Problem to solve
Report how many lines contain "Contains"; state the number and nothing else.

::: Input rows :::

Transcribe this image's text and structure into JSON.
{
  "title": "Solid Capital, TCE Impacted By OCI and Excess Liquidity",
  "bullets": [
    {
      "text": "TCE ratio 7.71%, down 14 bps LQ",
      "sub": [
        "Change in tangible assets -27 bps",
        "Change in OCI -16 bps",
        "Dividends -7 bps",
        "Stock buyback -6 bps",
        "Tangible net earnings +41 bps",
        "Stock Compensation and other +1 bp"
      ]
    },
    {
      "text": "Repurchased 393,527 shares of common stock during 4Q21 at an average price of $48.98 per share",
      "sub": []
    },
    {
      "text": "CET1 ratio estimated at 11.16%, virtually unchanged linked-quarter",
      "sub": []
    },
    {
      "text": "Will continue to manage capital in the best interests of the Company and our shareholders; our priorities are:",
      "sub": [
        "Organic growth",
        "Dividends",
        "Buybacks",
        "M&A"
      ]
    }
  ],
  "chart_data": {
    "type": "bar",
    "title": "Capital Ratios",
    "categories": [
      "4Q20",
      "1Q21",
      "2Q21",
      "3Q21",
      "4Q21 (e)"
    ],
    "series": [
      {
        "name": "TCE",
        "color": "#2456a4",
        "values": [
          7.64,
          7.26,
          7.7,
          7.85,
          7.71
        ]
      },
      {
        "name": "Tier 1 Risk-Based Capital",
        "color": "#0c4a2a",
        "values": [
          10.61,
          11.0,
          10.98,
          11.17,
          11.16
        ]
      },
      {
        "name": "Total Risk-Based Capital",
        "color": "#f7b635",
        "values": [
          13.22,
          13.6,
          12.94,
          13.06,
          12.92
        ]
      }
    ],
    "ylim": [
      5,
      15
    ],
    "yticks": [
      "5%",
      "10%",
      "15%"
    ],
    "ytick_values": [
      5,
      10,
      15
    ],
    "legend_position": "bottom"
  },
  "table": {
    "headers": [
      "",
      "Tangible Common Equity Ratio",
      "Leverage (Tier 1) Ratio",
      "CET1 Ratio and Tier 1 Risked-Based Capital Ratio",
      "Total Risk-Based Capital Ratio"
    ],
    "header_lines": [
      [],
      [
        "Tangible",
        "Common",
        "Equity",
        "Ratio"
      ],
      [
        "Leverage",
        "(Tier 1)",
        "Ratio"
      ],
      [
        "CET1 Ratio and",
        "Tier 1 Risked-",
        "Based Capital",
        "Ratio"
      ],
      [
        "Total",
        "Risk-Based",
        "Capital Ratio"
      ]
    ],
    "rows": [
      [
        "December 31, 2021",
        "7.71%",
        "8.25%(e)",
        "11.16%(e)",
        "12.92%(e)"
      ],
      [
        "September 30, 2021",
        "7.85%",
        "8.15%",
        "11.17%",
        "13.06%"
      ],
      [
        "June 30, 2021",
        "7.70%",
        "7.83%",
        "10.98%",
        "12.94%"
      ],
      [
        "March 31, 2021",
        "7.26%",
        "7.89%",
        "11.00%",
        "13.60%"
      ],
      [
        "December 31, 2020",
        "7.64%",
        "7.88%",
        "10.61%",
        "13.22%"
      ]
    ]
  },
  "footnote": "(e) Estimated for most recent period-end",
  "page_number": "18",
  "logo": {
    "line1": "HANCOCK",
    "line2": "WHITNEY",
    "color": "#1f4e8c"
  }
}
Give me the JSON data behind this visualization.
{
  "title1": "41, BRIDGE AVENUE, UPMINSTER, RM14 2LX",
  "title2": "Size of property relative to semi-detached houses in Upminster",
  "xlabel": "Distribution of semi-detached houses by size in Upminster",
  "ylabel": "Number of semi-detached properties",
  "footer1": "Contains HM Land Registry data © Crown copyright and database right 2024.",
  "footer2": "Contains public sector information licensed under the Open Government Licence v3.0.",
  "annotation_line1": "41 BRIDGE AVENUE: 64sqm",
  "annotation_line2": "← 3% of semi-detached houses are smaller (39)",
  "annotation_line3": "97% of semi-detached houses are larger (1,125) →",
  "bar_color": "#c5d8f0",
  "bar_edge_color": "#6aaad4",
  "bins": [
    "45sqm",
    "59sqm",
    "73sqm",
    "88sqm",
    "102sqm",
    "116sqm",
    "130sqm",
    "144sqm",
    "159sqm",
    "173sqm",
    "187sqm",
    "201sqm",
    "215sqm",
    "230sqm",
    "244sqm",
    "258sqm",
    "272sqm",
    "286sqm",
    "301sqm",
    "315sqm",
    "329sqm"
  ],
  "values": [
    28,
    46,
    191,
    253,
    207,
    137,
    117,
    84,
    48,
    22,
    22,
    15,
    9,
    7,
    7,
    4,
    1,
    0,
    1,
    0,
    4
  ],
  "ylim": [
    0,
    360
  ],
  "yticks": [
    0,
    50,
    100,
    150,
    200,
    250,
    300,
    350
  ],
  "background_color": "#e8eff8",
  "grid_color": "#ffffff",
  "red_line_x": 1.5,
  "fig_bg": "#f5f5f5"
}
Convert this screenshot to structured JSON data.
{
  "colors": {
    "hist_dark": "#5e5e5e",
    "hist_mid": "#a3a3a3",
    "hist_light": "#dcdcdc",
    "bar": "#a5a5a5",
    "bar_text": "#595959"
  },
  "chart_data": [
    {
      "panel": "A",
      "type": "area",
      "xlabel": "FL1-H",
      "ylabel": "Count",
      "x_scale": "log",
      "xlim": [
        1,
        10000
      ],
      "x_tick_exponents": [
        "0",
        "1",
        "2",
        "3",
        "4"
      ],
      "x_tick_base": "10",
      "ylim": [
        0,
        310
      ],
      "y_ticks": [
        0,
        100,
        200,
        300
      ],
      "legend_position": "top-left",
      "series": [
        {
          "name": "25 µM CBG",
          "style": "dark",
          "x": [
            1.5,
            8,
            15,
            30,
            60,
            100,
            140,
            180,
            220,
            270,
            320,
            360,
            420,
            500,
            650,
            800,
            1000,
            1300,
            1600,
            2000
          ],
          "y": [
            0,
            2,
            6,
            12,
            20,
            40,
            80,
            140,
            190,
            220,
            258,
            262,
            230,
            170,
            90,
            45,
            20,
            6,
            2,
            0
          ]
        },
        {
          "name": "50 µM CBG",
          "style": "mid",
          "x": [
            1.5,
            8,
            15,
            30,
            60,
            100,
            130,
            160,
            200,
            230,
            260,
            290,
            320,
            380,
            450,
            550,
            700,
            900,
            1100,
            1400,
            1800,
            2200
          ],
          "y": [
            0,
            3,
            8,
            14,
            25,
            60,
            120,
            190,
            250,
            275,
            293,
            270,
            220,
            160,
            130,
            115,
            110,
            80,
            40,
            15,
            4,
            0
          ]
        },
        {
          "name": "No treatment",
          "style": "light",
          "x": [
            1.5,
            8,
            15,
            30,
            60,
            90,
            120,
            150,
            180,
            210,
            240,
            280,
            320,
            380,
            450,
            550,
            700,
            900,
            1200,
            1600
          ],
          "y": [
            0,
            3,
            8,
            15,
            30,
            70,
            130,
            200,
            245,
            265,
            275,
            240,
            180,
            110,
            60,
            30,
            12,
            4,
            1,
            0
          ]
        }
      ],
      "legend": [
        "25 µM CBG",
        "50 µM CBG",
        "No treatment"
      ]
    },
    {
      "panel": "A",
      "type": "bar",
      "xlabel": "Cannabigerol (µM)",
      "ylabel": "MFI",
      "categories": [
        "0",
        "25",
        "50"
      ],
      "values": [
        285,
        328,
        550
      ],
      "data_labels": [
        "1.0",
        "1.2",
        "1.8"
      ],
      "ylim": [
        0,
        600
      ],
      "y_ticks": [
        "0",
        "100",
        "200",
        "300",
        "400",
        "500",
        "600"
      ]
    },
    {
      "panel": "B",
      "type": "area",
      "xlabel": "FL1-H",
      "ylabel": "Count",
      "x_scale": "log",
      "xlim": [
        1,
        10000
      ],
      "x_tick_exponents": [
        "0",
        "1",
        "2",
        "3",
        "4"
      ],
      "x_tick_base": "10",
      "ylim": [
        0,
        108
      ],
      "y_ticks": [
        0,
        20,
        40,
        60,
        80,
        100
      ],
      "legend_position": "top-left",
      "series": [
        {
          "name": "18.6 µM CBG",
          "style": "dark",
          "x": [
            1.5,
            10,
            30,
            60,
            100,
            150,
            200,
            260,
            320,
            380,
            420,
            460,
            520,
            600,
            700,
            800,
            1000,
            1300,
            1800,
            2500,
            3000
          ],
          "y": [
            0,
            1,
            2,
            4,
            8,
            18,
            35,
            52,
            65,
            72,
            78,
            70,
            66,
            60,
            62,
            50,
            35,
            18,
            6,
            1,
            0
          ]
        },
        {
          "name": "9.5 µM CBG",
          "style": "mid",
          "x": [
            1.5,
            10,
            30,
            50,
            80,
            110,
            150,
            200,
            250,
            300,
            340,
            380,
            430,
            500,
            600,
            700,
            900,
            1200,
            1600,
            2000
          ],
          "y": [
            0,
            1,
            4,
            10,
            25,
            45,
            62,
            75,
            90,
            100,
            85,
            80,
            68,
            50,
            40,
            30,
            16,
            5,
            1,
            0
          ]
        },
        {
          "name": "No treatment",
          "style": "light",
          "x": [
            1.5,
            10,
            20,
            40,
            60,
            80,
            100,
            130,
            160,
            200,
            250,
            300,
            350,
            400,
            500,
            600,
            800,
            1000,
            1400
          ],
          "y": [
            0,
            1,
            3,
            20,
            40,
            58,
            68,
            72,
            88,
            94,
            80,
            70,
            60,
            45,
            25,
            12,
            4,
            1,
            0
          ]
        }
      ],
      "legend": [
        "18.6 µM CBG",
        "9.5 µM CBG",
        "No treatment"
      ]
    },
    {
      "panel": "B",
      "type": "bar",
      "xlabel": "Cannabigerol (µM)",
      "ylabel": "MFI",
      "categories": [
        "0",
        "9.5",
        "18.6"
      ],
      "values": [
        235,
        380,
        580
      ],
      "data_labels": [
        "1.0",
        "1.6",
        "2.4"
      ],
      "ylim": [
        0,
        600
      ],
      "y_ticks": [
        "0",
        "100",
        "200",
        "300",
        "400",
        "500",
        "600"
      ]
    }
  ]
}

:::

Solved exercise
2